- [EXERCISE AIM]
Rewrite the rows below with every "cell-assignee" changed to "cell-buyer" and nothing else altered.

- [RECORDED DATA]
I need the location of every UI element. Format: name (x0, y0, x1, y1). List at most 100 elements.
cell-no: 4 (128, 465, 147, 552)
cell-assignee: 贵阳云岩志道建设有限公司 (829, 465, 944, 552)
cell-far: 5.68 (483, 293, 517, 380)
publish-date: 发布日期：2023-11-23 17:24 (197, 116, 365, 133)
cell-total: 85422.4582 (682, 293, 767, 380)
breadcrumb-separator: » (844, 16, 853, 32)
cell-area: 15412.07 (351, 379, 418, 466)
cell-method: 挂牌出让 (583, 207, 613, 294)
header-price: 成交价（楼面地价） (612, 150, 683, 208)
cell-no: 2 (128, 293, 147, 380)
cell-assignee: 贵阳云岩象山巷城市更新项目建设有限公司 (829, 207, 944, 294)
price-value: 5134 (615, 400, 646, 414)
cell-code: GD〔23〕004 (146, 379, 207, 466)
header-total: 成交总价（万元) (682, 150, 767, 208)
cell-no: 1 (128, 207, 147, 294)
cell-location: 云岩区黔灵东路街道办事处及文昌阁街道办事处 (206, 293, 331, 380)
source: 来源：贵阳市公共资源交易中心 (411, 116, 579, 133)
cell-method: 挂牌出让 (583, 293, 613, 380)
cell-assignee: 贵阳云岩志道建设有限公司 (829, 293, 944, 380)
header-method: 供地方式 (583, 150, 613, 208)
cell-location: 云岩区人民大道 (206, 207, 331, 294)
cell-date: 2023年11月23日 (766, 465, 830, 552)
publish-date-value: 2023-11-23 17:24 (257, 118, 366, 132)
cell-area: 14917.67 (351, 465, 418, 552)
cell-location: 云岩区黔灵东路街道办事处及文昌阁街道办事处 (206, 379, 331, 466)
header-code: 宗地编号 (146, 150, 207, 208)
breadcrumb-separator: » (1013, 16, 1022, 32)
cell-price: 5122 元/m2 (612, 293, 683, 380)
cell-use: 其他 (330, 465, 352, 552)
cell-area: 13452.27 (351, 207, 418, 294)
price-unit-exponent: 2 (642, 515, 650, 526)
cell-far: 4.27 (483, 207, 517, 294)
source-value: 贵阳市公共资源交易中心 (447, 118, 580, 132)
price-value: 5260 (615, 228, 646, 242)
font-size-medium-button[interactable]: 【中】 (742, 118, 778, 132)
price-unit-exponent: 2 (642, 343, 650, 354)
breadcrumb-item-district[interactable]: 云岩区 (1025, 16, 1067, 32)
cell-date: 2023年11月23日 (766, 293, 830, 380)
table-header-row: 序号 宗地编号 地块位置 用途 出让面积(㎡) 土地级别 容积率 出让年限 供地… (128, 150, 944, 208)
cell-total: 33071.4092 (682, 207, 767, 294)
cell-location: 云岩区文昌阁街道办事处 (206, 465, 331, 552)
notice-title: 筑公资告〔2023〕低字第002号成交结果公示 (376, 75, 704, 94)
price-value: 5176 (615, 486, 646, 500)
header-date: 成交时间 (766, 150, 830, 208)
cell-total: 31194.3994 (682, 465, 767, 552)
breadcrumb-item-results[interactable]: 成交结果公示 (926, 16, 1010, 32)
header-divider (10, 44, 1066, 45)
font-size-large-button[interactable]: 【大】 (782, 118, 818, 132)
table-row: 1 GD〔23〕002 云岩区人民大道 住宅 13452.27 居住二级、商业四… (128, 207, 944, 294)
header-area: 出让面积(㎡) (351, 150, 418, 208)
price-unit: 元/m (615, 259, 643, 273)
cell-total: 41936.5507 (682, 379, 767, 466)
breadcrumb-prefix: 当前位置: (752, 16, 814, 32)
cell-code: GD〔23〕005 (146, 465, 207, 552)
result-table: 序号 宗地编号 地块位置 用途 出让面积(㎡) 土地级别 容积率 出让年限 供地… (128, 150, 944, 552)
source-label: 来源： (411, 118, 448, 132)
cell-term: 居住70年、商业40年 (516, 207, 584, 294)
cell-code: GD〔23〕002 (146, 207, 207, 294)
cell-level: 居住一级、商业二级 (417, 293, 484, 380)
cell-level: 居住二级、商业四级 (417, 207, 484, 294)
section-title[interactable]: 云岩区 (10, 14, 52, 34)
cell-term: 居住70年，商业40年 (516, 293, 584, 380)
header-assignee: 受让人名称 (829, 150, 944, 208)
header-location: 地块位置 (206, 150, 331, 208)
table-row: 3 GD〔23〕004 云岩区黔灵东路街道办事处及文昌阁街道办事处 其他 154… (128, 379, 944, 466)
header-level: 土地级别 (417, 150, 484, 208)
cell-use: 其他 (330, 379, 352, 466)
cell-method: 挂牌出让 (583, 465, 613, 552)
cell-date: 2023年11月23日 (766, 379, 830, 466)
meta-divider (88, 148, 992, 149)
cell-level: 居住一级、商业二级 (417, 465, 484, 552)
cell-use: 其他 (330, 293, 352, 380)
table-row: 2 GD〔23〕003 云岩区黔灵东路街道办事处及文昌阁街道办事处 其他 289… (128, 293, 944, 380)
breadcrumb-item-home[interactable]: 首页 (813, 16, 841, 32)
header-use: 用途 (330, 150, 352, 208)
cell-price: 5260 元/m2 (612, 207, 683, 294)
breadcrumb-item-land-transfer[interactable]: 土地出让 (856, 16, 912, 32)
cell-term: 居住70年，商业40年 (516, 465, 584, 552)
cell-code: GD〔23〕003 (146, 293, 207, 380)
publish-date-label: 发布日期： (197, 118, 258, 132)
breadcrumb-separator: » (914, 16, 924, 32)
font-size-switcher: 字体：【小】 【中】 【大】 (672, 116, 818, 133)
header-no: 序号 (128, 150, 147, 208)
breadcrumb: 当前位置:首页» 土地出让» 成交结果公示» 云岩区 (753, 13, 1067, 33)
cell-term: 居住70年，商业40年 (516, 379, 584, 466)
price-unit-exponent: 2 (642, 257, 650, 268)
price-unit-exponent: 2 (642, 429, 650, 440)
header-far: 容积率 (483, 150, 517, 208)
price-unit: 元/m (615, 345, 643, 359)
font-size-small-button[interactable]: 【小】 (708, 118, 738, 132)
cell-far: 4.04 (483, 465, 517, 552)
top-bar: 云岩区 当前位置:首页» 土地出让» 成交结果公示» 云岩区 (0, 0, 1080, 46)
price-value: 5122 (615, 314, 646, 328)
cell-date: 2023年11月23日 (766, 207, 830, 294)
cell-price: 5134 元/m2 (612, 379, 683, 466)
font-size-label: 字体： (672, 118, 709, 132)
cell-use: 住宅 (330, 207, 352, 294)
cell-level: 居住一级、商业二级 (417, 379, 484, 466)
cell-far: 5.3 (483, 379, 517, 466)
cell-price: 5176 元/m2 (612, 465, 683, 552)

- [EXERCISE SOLUTION]
I need the location of every UI element. Format: name (x0, y0, x1, y1). List at most 100 elements.
cell-no: 4 (128, 465, 147, 552)
cell-buyer: 贵阳云岩志道建设有限公司 (829, 465, 944, 552)
cell-far: 5.68 (483, 293, 517, 380)
publish-date: 发布日期：2023-11-23 17:24 (197, 116, 365, 133)
cell-total: 85422.4582 (682, 293, 767, 380)
breadcrumb-separator: » (844, 16, 853, 32)
cell-area: 15412.07 (351, 379, 418, 466)
cell-method: 挂牌出让 (583, 207, 613, 294)
header-price: 成交价（楼面地价） (612, 150, 683, 208)
cell-no: 2 (128, 293, 147, 380)
cell-buyer: 贵阳云岩象山巷城市更新项目建设有限公司 (829, 207, 944, 294)
price-value: 5134 (615, 400, 646, 414)
cell-code: GD〔23〕004 (146, 379, 207, 466)
header-total: 成交总价（万元) (682, 150, 767, 208)
cell-no: 1 (128, 207, 147, 294)
cell-location: 云岩区黔灵东路街道办事处及文昌阁街道办事处 (206, 293, 331, 380)
source: 来源：贵阳市公共资源交易中心 (411, 116, 579, 133)
cell-method: 挂牌出让 (583, 293, 613, 380)
cell-buyer: 贵阳云岩志道建设有限公司 (829, 293, 944, 380)
header-method: 供地方式 (583, 150, 613, 208)
cell-location: 云岩区人民大道 (206, 207, 331, 294)
cell-date: 2023年11月23日 (766, 465, 830, 552)
publish-date-value: 2023-11-23 17:24 (257, 118, 366, 132)
cell-area: 14917.67 (351, 465, 418, 552)
cell-location: 云岩区黔灵东路街道办事处及文昌阁街道办事处 (206, 379, 331, 466)
header-code: 宗地编号 (146, 150, 207, 208)
breadcrumb-separator: » (1013, 16, 1022, 32)
cell-price: 5122 元/m2 (612, 293, 683, 380)
cell-use: 其他 (330, 465, 352, 552)
cell-area: 13452.27 (351, 207, 418, 294)
price-unit-exponent: 2 (642, 515, 650, 526)
cell-far: 4.27 (483, 207, 517, 294)
source-value: 贵阳市公共资源交易中心 (447, 118, 580, 132)
price-value: 5260 (615, 228, 646, 242)
font-size-medium-button[interactable]: 【中】 (742, 118, 778, 132)
price-unit-exponent: 2 (642, 343, 650, 354)
breadcrumb-item-district[interactable]: 云岩区 (1025, 16, 1067, 32)
cell-date: 2023年11月23日 (766, 293, 830, 380)
table-header-row: 序号 宗地编号 地块位置 用途 出让面积(㎡) 土地级别 容积率 出让年限 供地… (128, 150, 944, 208)
cell-total: 33071.4092 (682, 207, 767, 294)
cell-location: 云岩区文昌阁街道办事处 (206, 465, 331, 552)
notice-title: 筑公资告〔2023〕低字第002号成交结果公示 (376, 75, 704, 94)
price-value: 5176 (615, 486, 646, 500)
header-date: 成交时间 (766, 150, 830, 208)
cell-total: 31194.3994 (682, 465, 767, 552)
breadcrumb-item-results[interactable]: 成交结果公示 (926, 16, 1010, 32)
header-divider (10, 44, 1066, 45)
font-size-large-button[interactable]: 【大】 (782, 118, 818, 132)
table-row: 1 GD〔23〕002 云岩区人民大道 住宅 13452.27 居住二级、商业四… (128, 207, 944, 294)
header-area: 出让面积(㎡) (351, 150, 418, 208)
price-unit: 元/m (615, 259, 643, 273)
cell-total: 41936.5507 (682, 379, 767, 466)
breadcrumb-prefix: 当前位置: (752, 16, 814, 32)
cell-code: GD〔23〕005 (146, 465, 207, 552)
result-table: 序号 宗地编号 地块位置 用途 出让面积(㎡) 土地级别 容积率 出让年限 供地… (128, 150, 944, 552)
source-label: 来源： (411, 118, 448, 132)
cell-term: 居住70年、商业40年 (516, 207, 584, 294)
cell-code: GD〔23〕002 (146, 207, 207, 294)
cell-level: 居住一级、商业二级 (417, 293, 484, 380)
cell-level: 居住二级、商业四级 (417, 207, 484, 294)
section-title[interactable]: 云岩区 (10, 14, 52, 34)
cell-term: 居住70年，商业40年 (516, 293, 584, 380)
header-assignee: 受让人名称 (829, 150, 944, 208)
header-location: 地块位置 (206, 150, 331, 208)
table-row: 3 GD〔23〕004 云岩区黔灵东路街道办事处及文昌阁街道办事处 其他 154… (128, 379, 944, 466)
header-level: 土地级别 (417, 150, 484, 208)
cell-use: 其他 (330, 379, 352, 466)
cell-method: 挂牌出让 (583, 465, 613, 552)
cell-date: 2023年11月23日 (766, 379, 830, 466)
meta-divider (88, 148, 992, 149)
cell-level: 居住一级、商业二级 (417, 465, 484, 552)
cell-use: 其他 (330, 293, 352, 380)
table-row: 2 GD〔23〕003 云岩区黔灵东路街道办事处及文昌阁街道办事处 其他 289… (128, 293, 944, 380)
breadcrumb-item-home[interactable]: 首页 (813, 16, 841, 32)
header-use: 用途 (330, 150, 352, 208)
cell-price: 5260 元/m2 (612, 207, 683, 294)
breadcrumb-item-land-transfer[interactable]: 土地出让 (856, 16, 912, 32)
cell-term: 居住70年，商业40年 (516, 465, 584, 552)
cell-code: GD〔23〕003 (146, 293, 207, 380)
publish-date-label: 发布日期： (197, 118, 258, 132)
breadcrumb-separator: » (914, 16, 924, 32)
font-size-switcher: 字体：【小】 【中】 【大】 (672, 116, 818, 133)
header-no: 序号 (128, 150, 147, 208)
breadcrumb: 当前位置:首页» 土地出让» 成交结果公示» 云岩区 (753, 13, 1067, 33)
cell-term: 居住70年，商业40年 (516, 379, 584, 466)
price-unit-exponent: 2 (642, 257, 650, 268)
price-unit-exponent: 2 (642, 429, 650, 440)
header-far: 容积率 (483, 150, 517, 208)
price-unit: 元/m (615, 345, 643, 359)
font-size-small-button[interactable]: 【小】 (708, 118, 738, 132)
cell-far: 4.04 (483, 465, 517, 552)
top-bar: 云岩区 当前位置:首页» 土地出让» 成交结果公示» 云岩区 (0, 0, 1080, 46)
price-value: 5122 (615, 314, 646, 328)
cell-date: 2023年11月23日 (766, 207, 830, 294)
cell-price: 5134 元/m2 (612, 379, 683, 466)
font-size-label: 字体： (672, 118, 709, 132)
cell-use: 住宅 (330, 207, 352, 294)
cell-level: 居住一级、商业二级 (417, 379, 484, 466)
cell-far: 5.3 (483, 379, 517, 466)
cell-price: 5176 元/m2 (612, 465, 683, 552)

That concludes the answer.